» Task brief
Each entry that follows is to be retyped exactly. Pictures do not belong in the copy.

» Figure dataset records
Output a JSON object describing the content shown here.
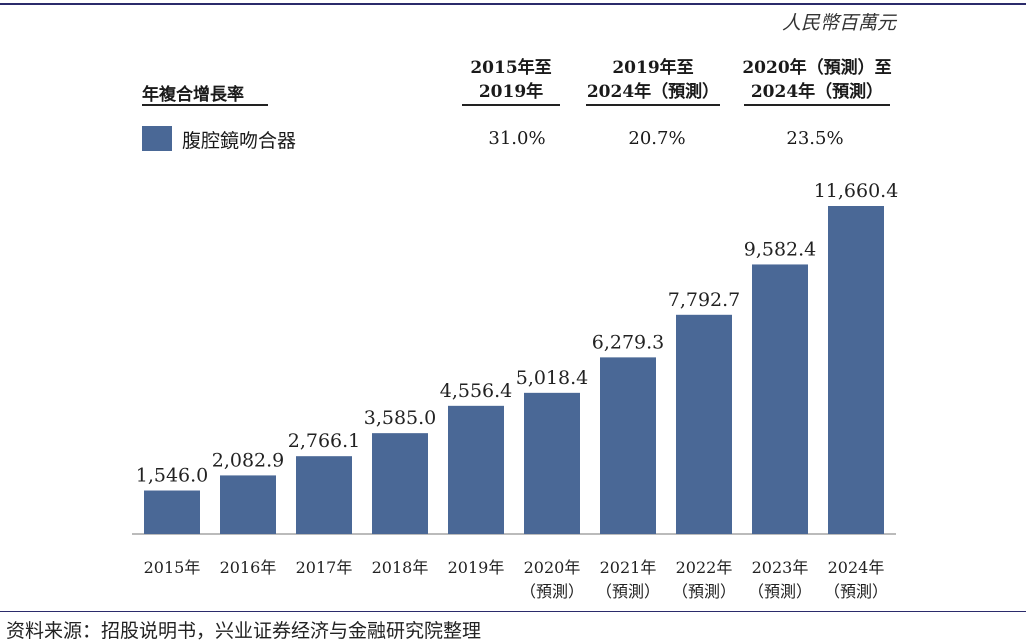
{
  "unit": "人民幣百萬元",
  "header": {
    "cagr_title": "年複合增長率",
    "col1": {
      "line1": "2015年至",
      "line2": "2019年"
    },
    "col2": {
      "line1": "2019年至",
      "line2": "2024年（預測）"
    },
    "col3": {
      "line1": "2020年（預測）至",
      "line2": "2024年（預測）"
    }
  },
  "legend": {
    "label": "腹腔鏡吻合器",
    "color": "#4a6896"
  },
  "cagr_values": [
    "31.0%",
    "20.7%",
    "23.5%"
  ],
  "source": "资料来源：招股说明书，兴业证券经济与金融研究院整理",
  "chart_data": {
    "type": "bar",
    "categories": [
      [
        "2015年"
      ],
      [
        "2016年"
      ],
      [
        "2017年"
      ],
      [
        "2018年"
      ],
      [
        "2019年"
      ],
      [
        "2020年",
        "（預測）"
      ],
      [
        "2021年",
        "（預測）"
      ],
      [
        "2022年",
        "（預測）"
      ],
      [
        "2023年",
        "（預測）"
      ],
      [
        "2024年",
        "（預測）"
      ]
    ],
    "values": [
      1546.0,
      2082.9,
      2766.1,
      3585.0,
      4556.4,
      5018.4,
      6279.3,
      7792.7,
      9582.4,
      11660.4
    ],
    "value_labels": [
      "1,546.0",
      "2,082.9",
      "2,766.1",
      "3,585.0",
      "4,556.4",
      "5,018.4",
      "6,279.3",
      "7,792.7",
      "9,582.4",
      "11,660.4"
    ],
    "series": [
      {
        "name": "腹腔鏡吻合器",
        "values": [
          1546.0,
          2082.9,
          2766.1,
          3585.0,
          4556.4,
          5018.4,
          6279.3,
          7792.7,
          9582.4,
          11660.4
        ]
      }
    ],
    "bar_color": "#4a6896",
    "title": "",
    "xlabel": "",
    "ylabel": "",
    "ylim": [
      0,
      11660.4
    ],
    "grid": false,
    "legend_position": "top-left"
  }
}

» Answer to the problem
Output a JSON object describing the content shown here.
{
  "unit": "人民幣百萬元",
  "header": {
    "cagr_title": "年複合增長率",
    "col1": {
      "line1": "2015年至",
      "line2": "2019年"
    },
    "col2": {
      "line1": "2019年至",
      "line2": "2024年（預測）"
    },
    "col3": {
      "line1": "2020年（預測）至",
      "line2": "2024年（預測）"
    }
  },
  "legend": {
    "label": "腹腔鏡吻合器",
    "color": "#4a6896"
  },
  "cagr_values": [
    "31.0%",
    "20.7%",
    "23.5%"
  ],
  "source": "资料来源：招股说明书，兴业证券经济与金融研究院整理",
  "chart_data": {
    "type": "bar",
    "categories": [
      [
        "2015年"
      ],
      [
        "2016年"
      ],
      [
        "2017年"
      ],
      [
        "2018年"
      ],
      [
        "2019年"
      ],
      [
        "2020年",
        "（預測）"
      ],
      [
        "2021年",
        "（預測）"
      ],
      [
        "2022年",
        "（預測）"
      ],
      [
        "2023年",
        "（預測）"
      ],
      [
        "2024年",
        "（預測）"
      ]
    ],
    "values": [
      1546.0,
      2082.9,
      2766.1,
      3585.0,
      4556.4,
      5018.4,
      6279.3,
      7792.7,
      9582.4,
      11660.4
    ],
    "value_labels": [
      "1,546.0",
      "2,082.9",
      "2,766.1",
      "3,585.0",
      "4,556.4",
      "5,018.4",
      "6,279.3",
      "7,792.7",
      "9,582.4",
      "11,660.4"
    ],
    "series": [
      {
        "name": "腹腔鏡吻合器",
        "values": [
          1546.0,
          2082.9,
          2766.1,
          3585.0,
          4556.4,
          5018.4,
          6279.3,
          7792.7,
          9582.4,
          11660.4
        ]
      }
    ],
    "bar_color": "#4a6896",
    "title": "",
    "xlabel": "",
    "ylabel": "",
    "ylim": [
      0,
      11660.4
    ],
    "grid": false,
    "legend_position": "top-left"
  }
}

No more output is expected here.